Challenge:
Go through the records line by line and work out how many lines hold the word "door". Answer with the number only.

Part of a data file
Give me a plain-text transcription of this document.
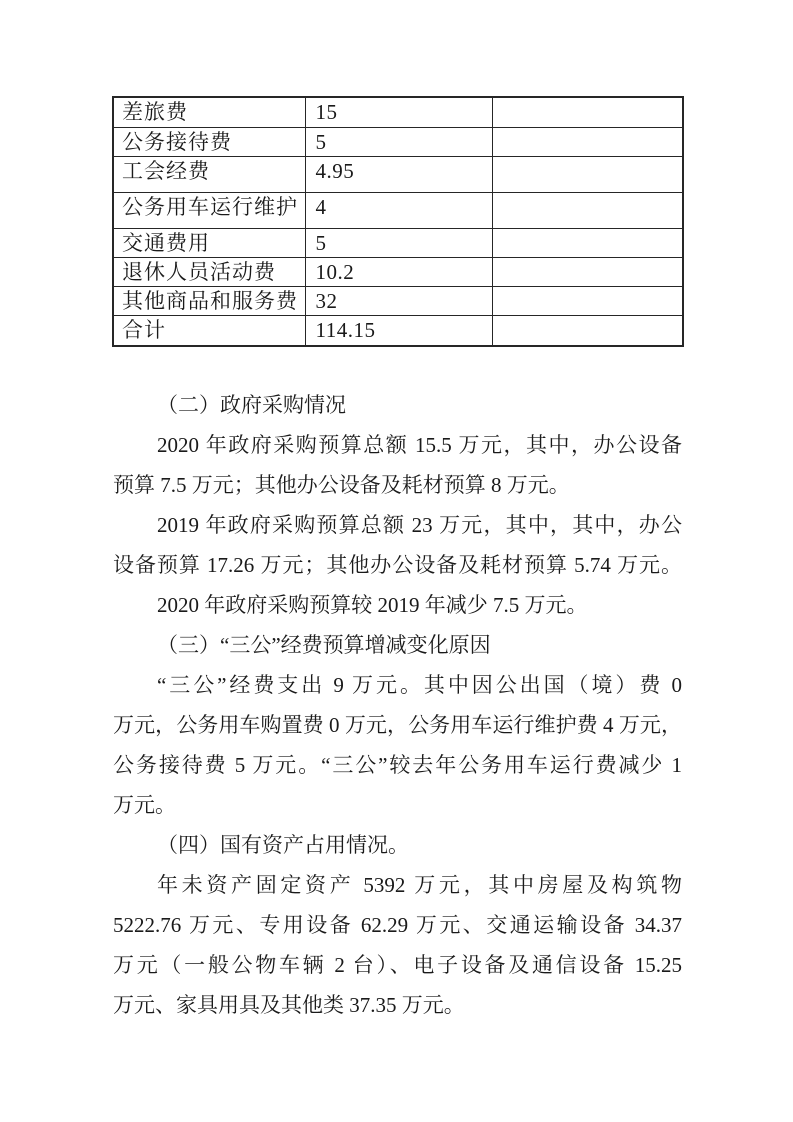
差旅费	15	
公务接待费	5	
工会经费	4.95	
公务用车运行维护	4	
交通费用	5	
退休人员活动费	10.2	
其他商品和服务费	32	
合计	114.15	
（二）政府采购情况
2020 年政府采购预算总额 15.5 万元，其中，办公设备
预算 7.5 万元；其他办公设备及耗材预算 8 万元。
2019 年政府采购预算总额 23 万元，其中，其中，办公
设备预算 17.26 万元；其他办公设备及耗材预算 5.74 万元。
2020 年政府采购预算较 2019 年减少 7.5 万元。
（三）“三公”经费预算增减变化原因
“三公”经费支出 9 万元。其中因公出国（境）费 0
万元，公务用车购置费 0 万元，公务用车运行维护费 4 万元，
公务接待费 5 万元。“三公”较去年公务用车运行费减少 1
万元。
（四）国有资产占用情况。
年未资产固定资产 5392 万元，其中房屋及构筑物
5222.76 万元、专用设备 62.29 万元、交通运输设备 34.37
万元（一般公物车辆 2 台）、电子设备及通信设备 15.25
万元、家具用具及其他类 37.35 万元。
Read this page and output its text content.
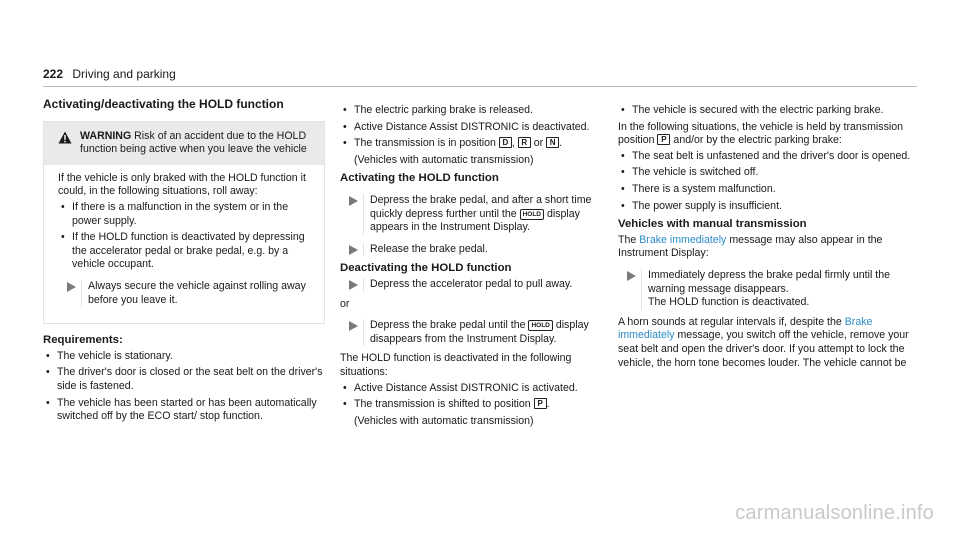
222 Driving and parking
Activating/deactivating the HOLD function
WARNING Risk of an accident due to the HOLD function being active when you leave the vehicle

If the vehicle is only braked with the HOLD function it could, in the following situations, roll away:

• If there is a malfunction in the system or in the power supply.
• If the HOLD function is deactivated by depressing the accelerator pedal or brake pedal, e.g. by a vehicle occupant.
Always secure the vehicle against rolling away before you leave it.
Requirements:
• The vehicle is stationary.
• The driver's door is closed or the seat belt on the driver's side is fastened.
• The vehicle has been started or has been automatically switched off by the ECO start/ stop function.
• The electric parking brake is released.
• Active Distance Assist DISTRONIC is deactivated.
• The transmission is in position D , R or N .

(Vehicles with automatic transmission)

Activating the HOLD function
Depress the brake pedal, and after a short time quickly depress further until the HOLD display appears in the Instrument Display.
Release the brake pedal.
Deactivating the HOLD function
Depress the accelerator pedal to pull away.

or

Depress the brake pedal until the HOLD display disappears from the Instrument Display.

The HOLD function is deactivated in the following situations:

• Active Distance Assist DISTRONIC is activated.
• The transmission is shifted to position P .

(Vehicles with automatic transmission)

• The vehicle is secured with the electric parking brake.

In the following situations, the vehicle is held by transmission position P and/or by the electric parking brake:

• The seat belt is unfastened and the driver's door is opened.
• The vehicle is switched off.
• There is a system malfunction.
• The power supply is insufficient.
Vehicles with manual transmission

The Brake immediately message may also appear in the Instrument Display:

Immediately depress the brake pedal firmly until the warning message disappears.
The HOLD function is deactivated.

A horn sounds at regular intervals if, despite the Brake immediately message, you switch off the vehicle, remove your seat belt and open the driver's door. If you attempt to lock the vehicle, the horn tone becomes louder. The vehicle cannot be

carmanualsonline.info
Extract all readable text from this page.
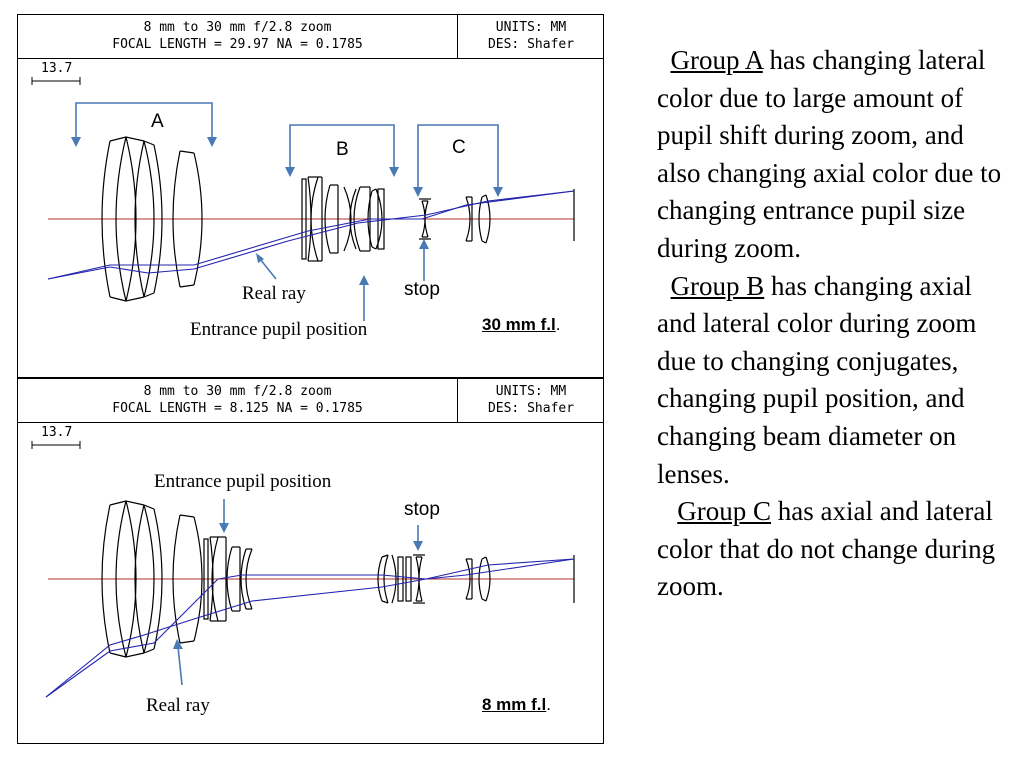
8 mm to 30 mm f/2.8 zoom
FOCAL LENGTH = 29.97 NA = 0.1785
UNITS: MM
DES: Shafer
13.7
A
B	C
Real ray	stop
Entrance pupil position	30 mm f.l.
8 mm to 30 mm f/2.8 zoom
FOCAL LENGTH = 8.125 NA = 0.1785
UNITS: MM
DES: Shafer
13.7
Entrance pupil position
stop
Real ray	8 mm f.l.

Group A has changing lateral color due to large amount of pupil shift during zoom, and also changing axial color due to changing entrance pupil size during zoom.

Group B has changing axial and lateral color during zoom due to changing conjugates, changing pupil position, and changing beam diameter on lenses.

Group C has axial and lateral color that do not change during zoom.
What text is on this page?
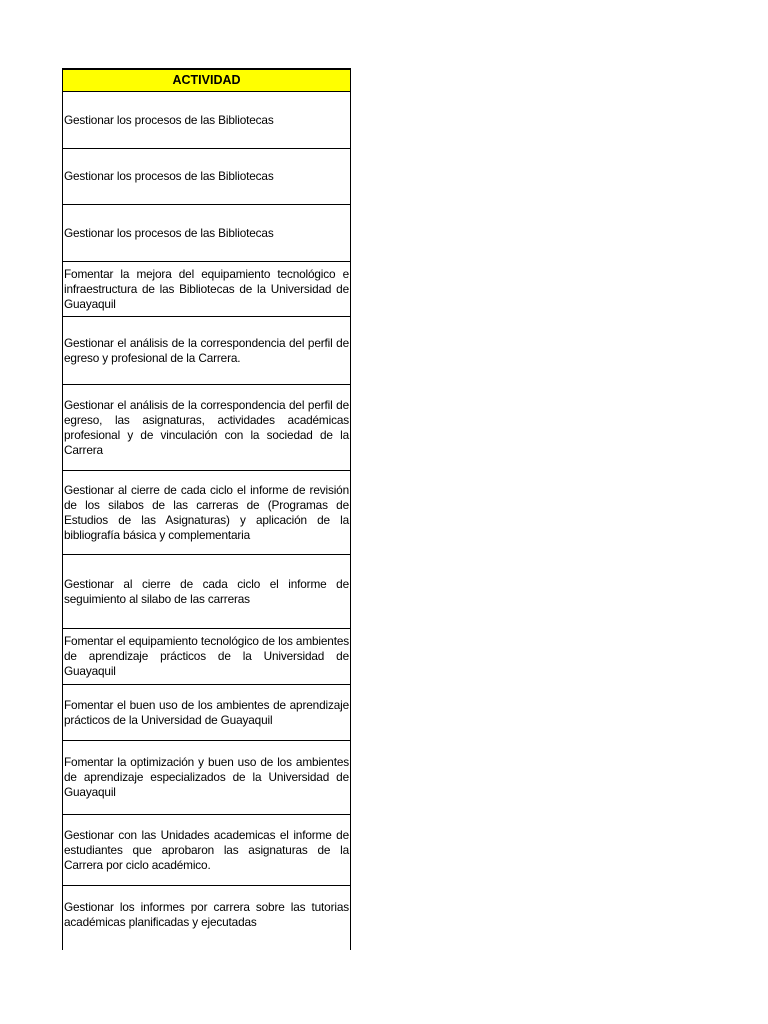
ACTIVIDAD
Gestionar los procesos de las Bibliotecas
Gestionar los procesos de las Bibliotecas
Gestionar los procesos de las Bibliotecas
Fomentar la mejora del equipamiento tecnológico e infraestructura de las Bibliotecas de la Universidad de Guayaquil
Gestionar el análisis de la correspondencia del perfil de egreso y profesional de la Carrera.
Gestionar el análisis de la correspondencia del perfil de egreso, las asignaturas, actividades académicas profesional y de vinculación con la sociedad de la Carrera
Gestionar al cierre de cada ciclo el informe de revisión de los silabos de las carreras de (Programas de Estudios de las Asignaturas) y aplicación de la bibliografía básica y complementaria
Gestionar al cierre de cada ciclo el informe de seguimiento al silabo de las carreras
Fomentar el equipamiento tecnológico de los ambientes de aprendizaje prácticos de la Universidad de Guayaquil
Fomentar el buen uso de los ambientes de aprendizaje prácticos de la Universidad de Guayaquil
Fomentar la optimización y buen uso de los ambientes de aprendizaje especializados de la Universidad de Guayaquil
Gestionar con las Unidades academicas el informe de estudiantes que aprobaron las asignaturas de la Carrera por ciclo académico.
Gestionar los informes por carrera sobre las tutorias académicas planificadas y ejecutadas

Response:
3